*EXERCISE PROMPT*
Quote the listing below in full and exactly as written, but omit every picture.

════════════════════

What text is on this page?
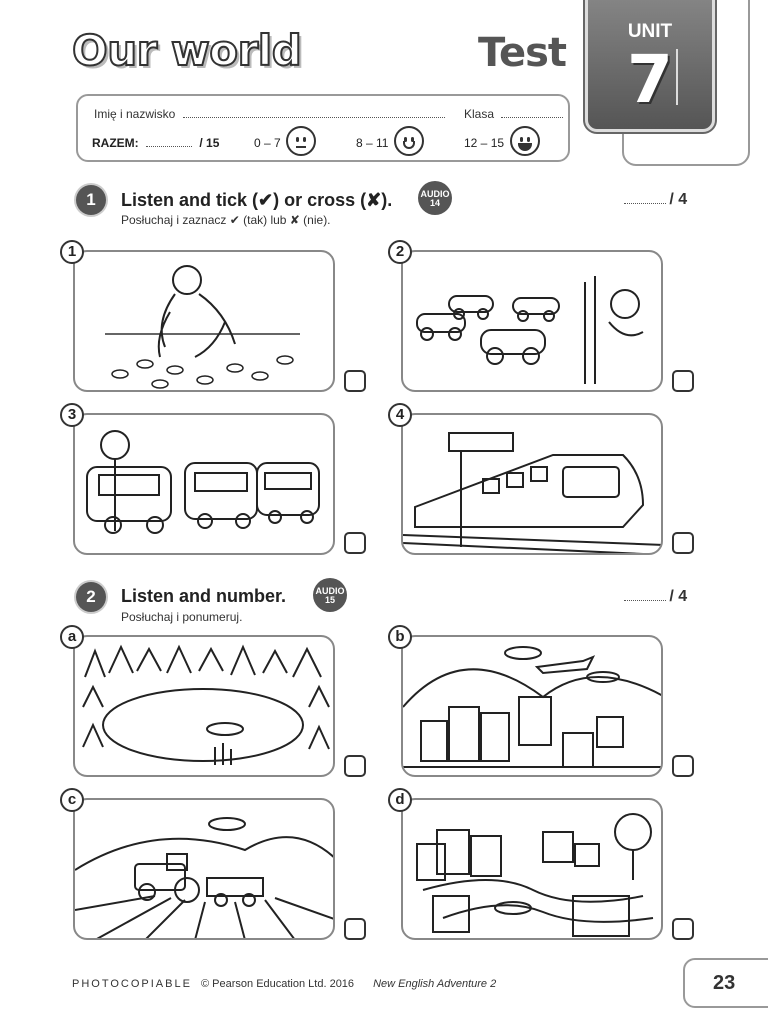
Our world	Test	UNIT
7
Imię i nazwisko	Klasa
RAZEM:	/ 15	0 – 7	8 – 11	12 – 15
1	Listen and tick (✔) or cross (✘).	AUDIO
14
Posłuchaj i zaznacz ✔ (tak) lub ✘ (nie).
/ 4
1	2
3	4
2	Listen and number.	AUDIO
15
Posłuchaj i ponumeruj.
/ 4
a	b
c	d
PHOTOCOPIABLE © Pearson Education Ltd. 2016 New English Adventure 2	23
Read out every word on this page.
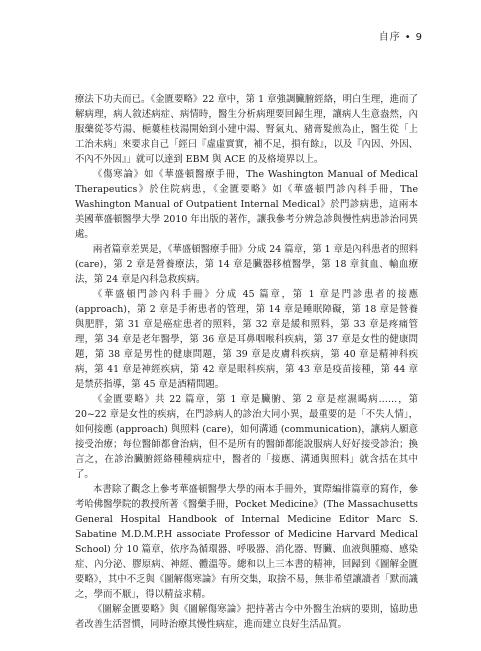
自序 • 9

療法下功夫而已。《金匱要略》22 章中，第 1 章強調臟腑經絡，明白生理，進而了解病理，病人敘述病症、病情時，醫生分析病理要回歸生理，讓病人生意盎然，內服藥從苓芍湯、梔蔞桂枝湯開始到小建中湯、腎氣丸、豬膏髮煎為止，醫生從「上工治未病」來要求自己「經曰『虛虛實實，補不足，損有餘』，以及『內因、外因、不內不外因』」就可以達到 EBM 與 ACE 的及格境界以上。

《傷寒論》如《華盛頓醫療手冊，The Washington Manual of Medical Therapeutics》於住院病患，《金匱要略》如《華盛頓門診內科手冊，The Washington Manual of Outpatient Internal Medical》於門診病患，這兩本美國華盛頓醫學大學 2010 年出版的著作，讓我參考分辨急診與慢性病患診治同異處。

兩者篇章差異是，《華盛頓醫療手冊》分成 24 篇章，第 1 章是內科患者的照料 (care)，第 2 章是營養療法，第 14 章是臟器移植醫學，第 18 章貧血、輸血療法，第 24 章是內科急救疾病。

《華盛頓門診內科手冊》分成 45 篇章，第 1 章是門診患者的接應 (approach)，第 2 章是手術患者的管理，第 14 章是睡眠障礙，第 18 章是營養與肥胖，第 31 章是癌症患者的照料，第 32 章是緩和照料，第 33 章是疼痛管理，第 34 章是老年醫學，第 36 章是耳鼻咽喉科疾病，第 37 章是女性的健康問題，第 38 章是男性的健康問題，第 39 章是皮膚科疾病，第 40 章是精神科疾病，第 41 章是神經疾病，第 42 章是眼科疾病，第 43 章是疫苗接種，第 44 章是禁菸指導，第 45 章是酒精問題。

《金匱要略》共 22 篇章，第 1 章是臟腑、第 2 章是痙濕暍病……，第 20~22 章是女性的疾病，在門診病人的診治大同小異，最重要的是「不失人情」，如何接應 (approach) 與照料 (care)，如何溝通 (communication)，讓病人願意接受治療；每位醫師都會治病，但不是所有的醫師都能說服病人好好接受診治；換言之，在診治臟腑經絡種種病症中，醫者的「接應、溝通與照料」就含括在其中了。

本書除了觀念上參考華盛頓醫學大學的兩本手冊外，實際編排篇章的寫作，參考哈佛醫學院的教授所著《醫藥手冊，Pocket Medicine》(The Massachusetts General Hospital Handbook of Internal Medicine Editor Marc S. Sabatine M.D.M.P.H associate Professor of Medicine Harvard Medical School) 分 10 篇章，依序為循環器、呼吸器、消化器、腎臟、血液與腫瘍、感染症、內分泌、膠原病、神經、體溫等。總和以上三本書的精神，回歸到《圖解金匱要略》，其中不乏與《圖解傷寒論》有所交集，取捨不易，無非希望讓讀者「默而識之，學而不厭」，得以精益求精。

《圖解金匱要略》與《圖解傷寒論》把持著古今中外醫生治病的要則，協助患者改善生活習慣，同時治療其慢性病症，進而建立良好生活品質。
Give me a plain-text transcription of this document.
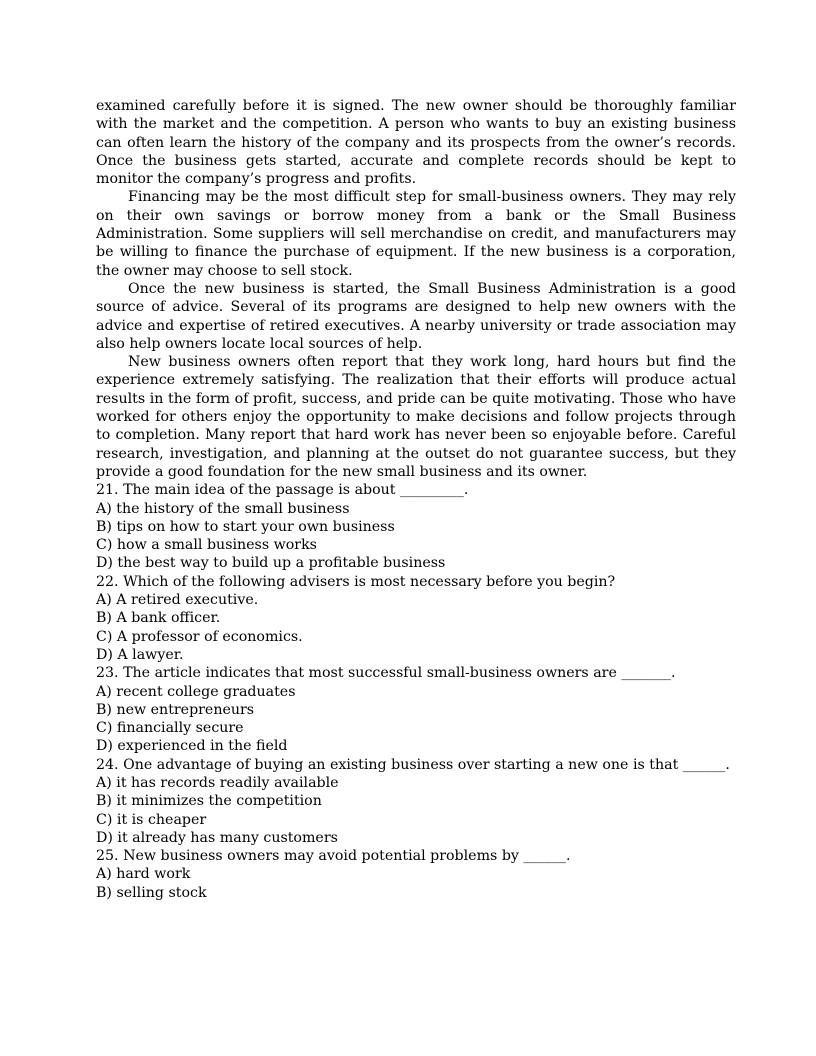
examined carefully before it is signed. The new owner should be thoroughly familiar with the market and the competition. A person who wants to buy an existing business can often learn the history of the company and its prospects from the owner’s records. Once the business gets started, accurate and complete records should be kept to monitor the company’s progress and profits.

Financing may be the most difficult step for small-business owners. They may rely on their own savings or borrow money from a bank or the Small Business Administration. Some suppliers will sell merchandise on credit, and manufacturers may be willing to finance the purchase of equipment. If the new business is a corporation, the owner may choose to sell stock.

Once the new business is started, the Small Business Administration is a good source of advice. Several of its programs are designed to help new owners with the advice and expertise of retired executives. A nearby university or trade association may also help owners locate local sources of help.

New business owners often report that they work long, hard hours but find the experience extremely satisfying. The realization that their efforts will produce actual results in the form of profit, success, and pride can be quite motivating. Those who have worked for others enjoy the opportunity to make decisions and follow projects through to completion. Many report that hard work has never been so enjoyable before. Careful research, investigation, and planning at the outset do not guarantee success, but they provide a good foundation for the new small business and its owner.

21. The main idea of the passage is about _________.

A) the history of the small business

B) tips on how to start your own business

C) how a small business works

D) the best way to build up a profitable business

22. Which of the following advisers is most necessary before you begin?

A) A retired executive.

B) A bank officer.

C) A professor of economics.

D) A lawyer.

23. The article indicates that most successful small-business owners are _______.

A) recent college graduates

B) new entrepreneurs

C) financially secure

D) experienced in the field

24. One advantage of buying an existing business over starting a new one is that ______.

A) it has records readily available

B) it minimizes the competition

C) it is cheaper

D) it already has many customers

25. New business owners may avoid potential problems by ______.

A) hard work

B) selling stock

════════════════════

*CORRECT RESULT*
What text is on this page?
Our world	Test	UNIT
7
Imię i nazwisko	Klasa
RAZEM:	/ 15	0 – 7	8 – 11	12 – 15
1	Listen and tick (✔) or cross (✘).	AUDIO
14
Posłuchaj i zaznacz ✔ (tak) lub ✘ (nie).
/ 4
1	2
3	4
2	Listen and number.	AUDIO
15
Posłuchaj i ponumeruj.
/ 4
a	b
c	d
PHOTOCOPIABLE © Pearson Education Ltd. 2016 New English Adventure 2	23
Read out every word on this page.
自序 • 9

療法下功夫而已。《金匱要略》22 章中，第 1 章強調臟腑經絡，明白生理，進而了解病理，病人敘述病症、病情時，醫生分析病理要回歸生理，讓病人生意盎然，內服藥從苓芍湯、梔蔞桂枝湯開始到小建中湯、腎氣丸、豬膏髮煎為止，醫生從「上工治未病」來要求自己「經曰『虛虛實實，補不足，損有餘』，以及『內因、外因、不內不外因』」就可以達到 EBM 與 ACE 的及格境界以上。

《傷寒論》如《華盛頓醫療手冊，The Washington Manual of Medical Therapeutics》於住院病患，《金匱要略》如《華盛頓門診內科手冊，The Washington Manual of Outpatient Internal Medical》於門診病患，這兩本美國華盛頓醫學大學 2010 年出版的著作，讓我參考分辨急診與慢性病患診治同異處。

兩者篇章差異是，《華盛頓醫療手冊》分成 24 篇章，第 1 章是內科患者的照料 (care)，第 2 章是營養療法，第 14 章是臟器移植醫學，第 18 章貧血、輸血療法，第 24 章是內科急救疾病。

《華盛頓門診內科手冊》分成 45 篇章，第 1 章是門診患者的接應 (approach)，第 2 章是手術患者的管理，第 14 章是睡眠障礙，第 18 章是營養與肥胖，第 31 章是癌症患者的照料，第 32 章是緩和照料，第 33 章是疼痛管理，第 34 章是老年醫學，第 36 章是耳鼻咽喉科疾病，第 37 章是女性的健康問題，第 38 章是男性的健康問題，第 39 章是皮膚科疾病，第 40 章是精神科疾病，第 41 章是神經疾病，第 42 章是眼科疾病，第 43 章是疫苗接種，第 44 章是禁菸指導，第 45 章是酒精問題。

《金匱要略》共 22 篇章，第 1 章是臟腑、第 2 章是痙濕暍病……，第 20~22 章是女性的疾病，在門診病人的診治大同小異，最重要的是「不失人情」，如何接應 (approach) 與照料 (care)，如何溝通 (communication)，讓病人願意接受治療；每位醫師都會治病，但不是所有的醫師都能說服病人好好接受診治；換言之，在診治臟腑經絡種種病症中，醫者的「接應、溝通與照料」就含括在其中了。

本書除了觀念上參考華盛頓醫學大學的兩本手冊外，實際編排篇章的寫作，參考哈佛醫學院的教授所著《醫藥手冊，Pocket Medicine》(The Massachusetts General Hospital Handbook of Internal Medicine Editor Marc S. Sabatine M.D.M.P.H associate Professor of Medicine Harvard Medical School) 分 10 篇章，依序為循環器、呼吸器、消化器、腎臟、血液與腫瘍、感染症、內分泌、膠原病、神經、體溫等。總和以上三本書的精神，回歸到《圖解金匱要略》，其中不乏與《圖解傷寒論》有所交集，取捨不易，無非希望讓讀者「默而識之，學而不厭」，得以精益求精。

《圖解金匱要略》與《圖解傷寒論》把持著古今中外醫生治病的要則，協助患者改善生活習慣，同時治療其慢性病症，進而建立良好生活品質。
Give me a plain-text transcription of this document.
examined carefully before it is signed. The new owner should be thoroughly familiar with the market and the competition. A person who wants to buy an existing business can often learn the history of the company and its prospects from the owner’s records. Once the business gets started, accurate and complete records should be kept to monitor the company’s progress and profits.

Financing may be the most difficult step for small-business owners. They may rely on their own savings or borrow money from a bank or the Small Business Administration. Some suppliers will sell merchandise on credit, and manufacturers may be willing to finance the purchase of equipment. If the new business is a corporation, the owner may choose to sell stock.

Once the new business is started, the Small Business Administration is a good source of advice. Several of its programs are designed to help new owners with the advice and expertise of retired executives. A nearby university or trade association may also help owners locate local sources of help.

New business owners often report that they work long, hard hours but find the experience extremely satisfying. The realization that their efforts will produce actual results in the form of profit, success, and pride can be quite motivating. Those who have worked for others enjoy the opportunity to make decisions and follow projects through to completion. Many report that hard work has never been so enjoyable before. Careful research, investigation, and planning at the outset do not guarantee success, but they provide a good foundation for the new small business and its owner.

21. The main idea of the passage is about _________.

A) the history of the small business

B) tips on how to start your own business

C) how a small business works

D) the best way to build up a profitable business

22. Which of the following advisers is most necessary before you begin?

A) A retired executive.

B) A bank officer.

C) A professor of economics.

D) A lawyer.

23. The article indicates that most successful small-business owners are _______.

A) recent college graduates

B) new entrepreneurs

C) financially secure

D) experienced in the field

24. One advantage of buying an existing business over starting a new one is that ______.

A) it has records readily available

B) it minimizes the competition

C) it is cheaper

D) it already has many customers

25. New business owners may avoid potential problems by ______.

A) hard work

B) selling stock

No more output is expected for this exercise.